Keep the wording of each record exactly the same when you repeat it, and leave out pictures.

-------- Exercise material --------

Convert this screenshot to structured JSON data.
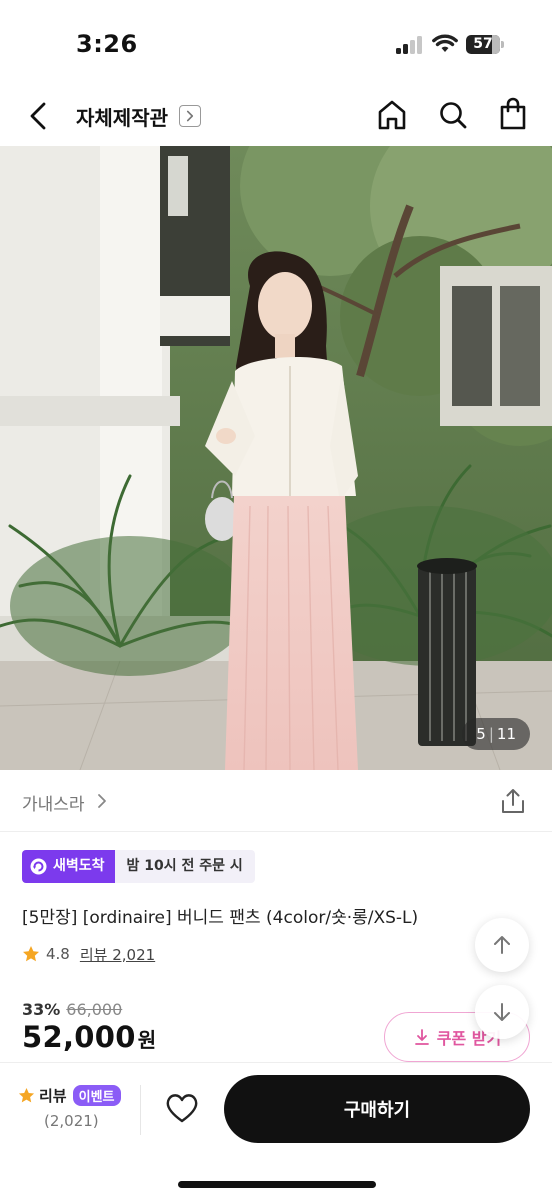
{
  "status_bar": {
    "time": "3:26",
    "battery": "57"
  },
  "nav": {
    "title": "자체제작관"
  },
  "photo": {
    "current": "5",
    "separator": "|",
    "total": "11"
  },
  "brand": {
    "name": "가내스라"
  },
  "delivery": {
    "badge_label": "새벽도착",
    "cutoff_text": "밤 10시 전 주문 시"
  },
  "product": {
    "title": "[5만장] [ordinaire] 버니드 팬츠 (4color/숏·롱/XS-L)",
    "rating": "4.8",
    "review_link": "리뷰 2,021",
    "discount_rate": "33%",
    "original_price": "66,000",
    "price": "52,000",
    "currency": "원"
  },
  "coupon": {
    "label": "쿠폰 받기"
  },
  "bottom_bar": {
    "review_label": "리뷰",
    "event_badge": "이벤트",
    "review_count": "(2,021)",
    "buy_label": "구매하기"
  },
  "colors": {
    "delivery_purple": "#7c3aed",
    "coupon_pink": "#e0569f",
    "star_orange": "#f5a623",
    "buy_button": "#111111"
  },
  "icons": [
    "back-icon",
    "chevron-right-icon",
    "home-icon",
    "search-icon",
    "shopping-bag-icon",
    "share-icon",
    "dawn-delivery-icon",
    "star-icon",
    "arrow-up-icon",
    "arrow-down-icon",
    "download-icon",
    "heart-icon"
  ]
}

--------

§ **Reply to the exercise**:
Convert this screenshot to structured JSON data.
{
  "status_bar": {
    "time": "3:26",
    "battery": "57"
  },
  "nav": {
    "title": "자체제작관"
  },
  "photo": {
    "current": "5",
    "separator": "|",
    "total": "11"
  },
  "brand": {
    "name": "가내스라"
  },
  "delivery": {
    "badge_label": "새벽도착",
    "cutoff_text": "밤 10시 전 주문 시"
  },
  "product": {
    "title": "[5만장] [ordinaire] 버니드 팬츠 (4color/숏·롱/XS-L)",
    "rating": "4.8",
    "review_link": "리뷰 2,021",
    "discount_rate": "33%",
    "original_price": "66,000",
    "price": "52,000",
    "currency": "원"
  },
  "coupon": {
    "label": "쿠폰 받기"
  },
  "bottom_bar": {
    "review_label": "리뷰",
    "event_badge": "이벤트",
    "review_count": "(2,021)",
    "buy_label": "구매하기"
  },
  "colors": {
    "delivery_purple": "#7c3aed",
    "coupon_pink": "#e0569f",
    "star_orange": "#f5a623",
    "buy_button": "#111111"
  },
  "icons": [
    "back-icon",
    "chevron-right-icon",
    "home-icon",
    "search-icon",
    "shopping-bag-icon",
    "share-icon",
    "dawn-delivery-icon",
    "star-icon",
    "arrow-up-icon",
    "arrow-down-icon",
    "download-icon",
    "heart-icon"
  ]
}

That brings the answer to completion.